What to produce
Report every line from the material that contains the word "title".

Material shown
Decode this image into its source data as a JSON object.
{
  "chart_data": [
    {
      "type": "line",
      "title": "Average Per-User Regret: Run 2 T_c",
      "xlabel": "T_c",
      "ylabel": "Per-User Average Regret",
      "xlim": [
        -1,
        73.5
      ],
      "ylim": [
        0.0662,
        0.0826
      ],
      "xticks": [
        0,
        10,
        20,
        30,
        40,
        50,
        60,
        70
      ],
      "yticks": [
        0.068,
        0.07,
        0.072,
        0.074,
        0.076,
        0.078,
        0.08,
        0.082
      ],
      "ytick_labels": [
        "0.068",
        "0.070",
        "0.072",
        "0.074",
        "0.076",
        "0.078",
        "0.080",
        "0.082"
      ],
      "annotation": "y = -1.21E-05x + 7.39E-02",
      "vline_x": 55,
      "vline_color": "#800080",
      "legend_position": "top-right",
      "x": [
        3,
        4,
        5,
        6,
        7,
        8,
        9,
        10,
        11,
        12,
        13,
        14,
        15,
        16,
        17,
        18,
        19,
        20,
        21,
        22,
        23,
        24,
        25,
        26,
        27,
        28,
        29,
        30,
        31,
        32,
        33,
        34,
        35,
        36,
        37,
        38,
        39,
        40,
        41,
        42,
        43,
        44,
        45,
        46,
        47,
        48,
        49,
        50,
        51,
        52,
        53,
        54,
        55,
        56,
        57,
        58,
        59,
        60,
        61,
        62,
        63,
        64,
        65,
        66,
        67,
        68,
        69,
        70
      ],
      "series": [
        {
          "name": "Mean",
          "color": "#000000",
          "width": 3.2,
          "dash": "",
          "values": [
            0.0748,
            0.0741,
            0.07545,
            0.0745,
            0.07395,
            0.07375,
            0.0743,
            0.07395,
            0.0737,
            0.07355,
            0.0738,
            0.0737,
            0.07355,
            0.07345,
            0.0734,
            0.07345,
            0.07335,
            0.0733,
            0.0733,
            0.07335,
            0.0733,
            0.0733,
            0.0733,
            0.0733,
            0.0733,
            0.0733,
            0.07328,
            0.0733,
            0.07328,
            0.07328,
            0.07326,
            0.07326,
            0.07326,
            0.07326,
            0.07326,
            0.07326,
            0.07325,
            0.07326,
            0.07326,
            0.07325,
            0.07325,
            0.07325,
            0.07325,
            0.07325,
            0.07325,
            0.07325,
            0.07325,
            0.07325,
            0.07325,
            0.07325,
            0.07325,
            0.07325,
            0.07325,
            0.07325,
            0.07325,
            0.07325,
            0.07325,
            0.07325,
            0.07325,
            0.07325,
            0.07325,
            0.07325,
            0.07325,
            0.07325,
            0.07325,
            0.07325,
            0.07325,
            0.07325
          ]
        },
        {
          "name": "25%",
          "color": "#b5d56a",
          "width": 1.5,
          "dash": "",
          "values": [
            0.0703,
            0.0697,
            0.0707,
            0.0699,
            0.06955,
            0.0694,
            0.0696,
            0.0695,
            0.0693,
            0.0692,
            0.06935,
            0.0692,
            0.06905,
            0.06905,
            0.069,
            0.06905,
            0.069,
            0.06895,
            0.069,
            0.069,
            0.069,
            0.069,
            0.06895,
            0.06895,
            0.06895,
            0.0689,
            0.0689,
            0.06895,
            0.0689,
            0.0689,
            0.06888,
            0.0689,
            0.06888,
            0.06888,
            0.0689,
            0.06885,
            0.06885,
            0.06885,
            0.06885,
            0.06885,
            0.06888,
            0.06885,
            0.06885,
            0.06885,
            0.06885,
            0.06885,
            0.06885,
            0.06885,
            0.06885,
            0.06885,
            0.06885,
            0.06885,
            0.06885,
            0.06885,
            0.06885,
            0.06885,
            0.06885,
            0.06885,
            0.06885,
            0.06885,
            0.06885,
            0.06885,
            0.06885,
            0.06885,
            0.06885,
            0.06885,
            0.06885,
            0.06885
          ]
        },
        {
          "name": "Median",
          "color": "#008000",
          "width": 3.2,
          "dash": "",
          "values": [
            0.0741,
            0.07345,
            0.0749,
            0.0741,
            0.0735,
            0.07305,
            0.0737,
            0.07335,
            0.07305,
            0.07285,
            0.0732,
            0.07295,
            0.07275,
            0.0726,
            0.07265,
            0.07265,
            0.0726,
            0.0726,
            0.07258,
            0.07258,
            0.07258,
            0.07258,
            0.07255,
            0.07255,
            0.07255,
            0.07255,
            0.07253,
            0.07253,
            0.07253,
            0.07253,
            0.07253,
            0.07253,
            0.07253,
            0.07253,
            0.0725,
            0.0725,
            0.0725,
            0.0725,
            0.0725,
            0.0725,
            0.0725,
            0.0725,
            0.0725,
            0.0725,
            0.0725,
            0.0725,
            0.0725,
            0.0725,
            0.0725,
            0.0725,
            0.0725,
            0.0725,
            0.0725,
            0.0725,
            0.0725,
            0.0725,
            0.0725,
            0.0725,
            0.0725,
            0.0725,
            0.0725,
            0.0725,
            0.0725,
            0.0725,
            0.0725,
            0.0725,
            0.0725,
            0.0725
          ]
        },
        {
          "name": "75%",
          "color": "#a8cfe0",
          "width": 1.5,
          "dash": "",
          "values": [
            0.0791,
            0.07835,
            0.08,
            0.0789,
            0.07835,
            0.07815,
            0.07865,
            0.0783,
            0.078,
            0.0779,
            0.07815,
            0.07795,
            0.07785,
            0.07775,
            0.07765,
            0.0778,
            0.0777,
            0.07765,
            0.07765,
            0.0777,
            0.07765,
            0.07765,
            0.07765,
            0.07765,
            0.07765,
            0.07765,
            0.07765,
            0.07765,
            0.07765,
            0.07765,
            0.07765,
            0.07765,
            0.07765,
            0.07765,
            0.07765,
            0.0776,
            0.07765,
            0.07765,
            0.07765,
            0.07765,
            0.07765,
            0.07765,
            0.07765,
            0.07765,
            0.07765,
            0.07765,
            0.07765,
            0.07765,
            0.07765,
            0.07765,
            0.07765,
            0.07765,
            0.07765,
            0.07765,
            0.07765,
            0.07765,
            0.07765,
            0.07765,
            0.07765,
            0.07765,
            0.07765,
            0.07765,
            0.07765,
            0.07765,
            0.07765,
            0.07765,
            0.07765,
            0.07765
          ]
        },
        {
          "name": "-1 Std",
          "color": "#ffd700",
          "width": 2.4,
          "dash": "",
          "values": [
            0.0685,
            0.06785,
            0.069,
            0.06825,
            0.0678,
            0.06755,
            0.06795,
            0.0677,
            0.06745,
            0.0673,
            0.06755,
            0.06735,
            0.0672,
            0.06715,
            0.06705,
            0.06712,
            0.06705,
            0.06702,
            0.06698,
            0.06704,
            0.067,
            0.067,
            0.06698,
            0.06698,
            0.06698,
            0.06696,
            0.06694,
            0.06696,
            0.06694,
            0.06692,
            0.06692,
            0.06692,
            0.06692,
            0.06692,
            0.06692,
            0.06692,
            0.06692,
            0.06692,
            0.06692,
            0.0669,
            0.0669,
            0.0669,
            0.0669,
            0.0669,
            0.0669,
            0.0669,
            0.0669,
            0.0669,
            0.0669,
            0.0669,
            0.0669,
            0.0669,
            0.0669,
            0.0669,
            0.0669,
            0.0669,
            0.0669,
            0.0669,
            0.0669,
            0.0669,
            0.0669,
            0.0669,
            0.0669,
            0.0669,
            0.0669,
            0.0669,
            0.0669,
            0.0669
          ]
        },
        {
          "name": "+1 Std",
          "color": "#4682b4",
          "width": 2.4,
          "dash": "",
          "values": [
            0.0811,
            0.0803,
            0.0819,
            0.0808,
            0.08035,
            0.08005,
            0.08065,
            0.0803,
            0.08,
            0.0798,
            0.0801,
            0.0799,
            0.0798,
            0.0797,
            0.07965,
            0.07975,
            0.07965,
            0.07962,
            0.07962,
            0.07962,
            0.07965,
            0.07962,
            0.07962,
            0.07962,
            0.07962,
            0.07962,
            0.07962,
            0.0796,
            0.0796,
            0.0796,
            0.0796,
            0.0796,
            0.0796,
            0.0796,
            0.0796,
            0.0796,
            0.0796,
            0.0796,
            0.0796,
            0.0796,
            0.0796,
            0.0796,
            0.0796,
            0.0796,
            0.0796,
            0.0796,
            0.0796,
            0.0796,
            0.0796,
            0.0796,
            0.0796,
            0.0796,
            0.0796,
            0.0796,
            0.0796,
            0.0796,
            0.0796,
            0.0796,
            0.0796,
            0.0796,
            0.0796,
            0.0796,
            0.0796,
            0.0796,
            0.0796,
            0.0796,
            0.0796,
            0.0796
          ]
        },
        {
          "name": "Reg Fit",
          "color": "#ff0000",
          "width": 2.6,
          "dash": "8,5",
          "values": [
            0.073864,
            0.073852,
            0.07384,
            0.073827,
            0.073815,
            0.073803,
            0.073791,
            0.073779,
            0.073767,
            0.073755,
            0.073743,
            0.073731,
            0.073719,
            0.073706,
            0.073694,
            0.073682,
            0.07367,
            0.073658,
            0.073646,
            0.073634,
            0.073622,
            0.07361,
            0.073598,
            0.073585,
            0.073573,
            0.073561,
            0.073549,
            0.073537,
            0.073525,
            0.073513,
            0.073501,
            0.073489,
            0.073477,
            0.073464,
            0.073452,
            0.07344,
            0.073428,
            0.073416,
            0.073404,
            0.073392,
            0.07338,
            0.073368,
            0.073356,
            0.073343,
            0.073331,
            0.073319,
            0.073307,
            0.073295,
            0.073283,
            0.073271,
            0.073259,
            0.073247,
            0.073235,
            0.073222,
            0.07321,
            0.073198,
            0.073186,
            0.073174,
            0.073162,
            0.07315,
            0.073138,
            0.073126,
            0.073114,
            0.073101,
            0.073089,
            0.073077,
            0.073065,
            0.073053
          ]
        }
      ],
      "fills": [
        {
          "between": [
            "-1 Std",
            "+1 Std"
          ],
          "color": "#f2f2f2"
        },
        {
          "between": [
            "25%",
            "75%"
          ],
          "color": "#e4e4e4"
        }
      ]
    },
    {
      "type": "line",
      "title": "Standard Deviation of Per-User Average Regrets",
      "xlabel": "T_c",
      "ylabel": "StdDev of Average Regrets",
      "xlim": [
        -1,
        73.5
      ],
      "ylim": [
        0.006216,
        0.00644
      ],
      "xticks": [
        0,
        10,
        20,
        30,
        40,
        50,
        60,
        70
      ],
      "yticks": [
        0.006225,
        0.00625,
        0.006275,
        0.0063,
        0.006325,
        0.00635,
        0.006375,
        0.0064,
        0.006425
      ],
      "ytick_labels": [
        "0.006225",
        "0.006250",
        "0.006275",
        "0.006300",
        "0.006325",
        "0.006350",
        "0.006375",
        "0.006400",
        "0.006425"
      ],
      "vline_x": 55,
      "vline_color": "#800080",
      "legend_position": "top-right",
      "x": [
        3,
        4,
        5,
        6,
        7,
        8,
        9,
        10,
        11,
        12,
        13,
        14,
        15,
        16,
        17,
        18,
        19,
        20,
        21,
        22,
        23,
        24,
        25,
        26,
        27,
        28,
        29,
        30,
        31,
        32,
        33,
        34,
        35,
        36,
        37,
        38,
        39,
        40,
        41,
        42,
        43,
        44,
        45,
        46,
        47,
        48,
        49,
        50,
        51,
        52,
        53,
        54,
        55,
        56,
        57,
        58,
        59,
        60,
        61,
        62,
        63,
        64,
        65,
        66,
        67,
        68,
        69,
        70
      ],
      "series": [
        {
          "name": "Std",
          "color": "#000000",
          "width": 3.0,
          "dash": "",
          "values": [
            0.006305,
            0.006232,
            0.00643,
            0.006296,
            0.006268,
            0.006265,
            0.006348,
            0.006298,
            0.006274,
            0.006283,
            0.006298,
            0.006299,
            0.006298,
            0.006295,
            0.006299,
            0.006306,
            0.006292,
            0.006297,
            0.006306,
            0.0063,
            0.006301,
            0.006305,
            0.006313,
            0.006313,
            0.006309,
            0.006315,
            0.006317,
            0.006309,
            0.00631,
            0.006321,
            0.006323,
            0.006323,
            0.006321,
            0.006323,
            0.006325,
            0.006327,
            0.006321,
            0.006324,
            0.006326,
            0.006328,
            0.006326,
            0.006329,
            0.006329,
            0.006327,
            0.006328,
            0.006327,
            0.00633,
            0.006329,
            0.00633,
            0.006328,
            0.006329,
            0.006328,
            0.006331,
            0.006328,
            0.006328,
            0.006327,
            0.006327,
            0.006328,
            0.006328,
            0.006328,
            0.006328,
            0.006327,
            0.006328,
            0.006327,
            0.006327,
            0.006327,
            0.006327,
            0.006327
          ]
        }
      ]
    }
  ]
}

Task solution
      "title": "Average Per-User Regret: Run 2 T_c",
      "title": "Standard Deviation of Per-User Average Regrets",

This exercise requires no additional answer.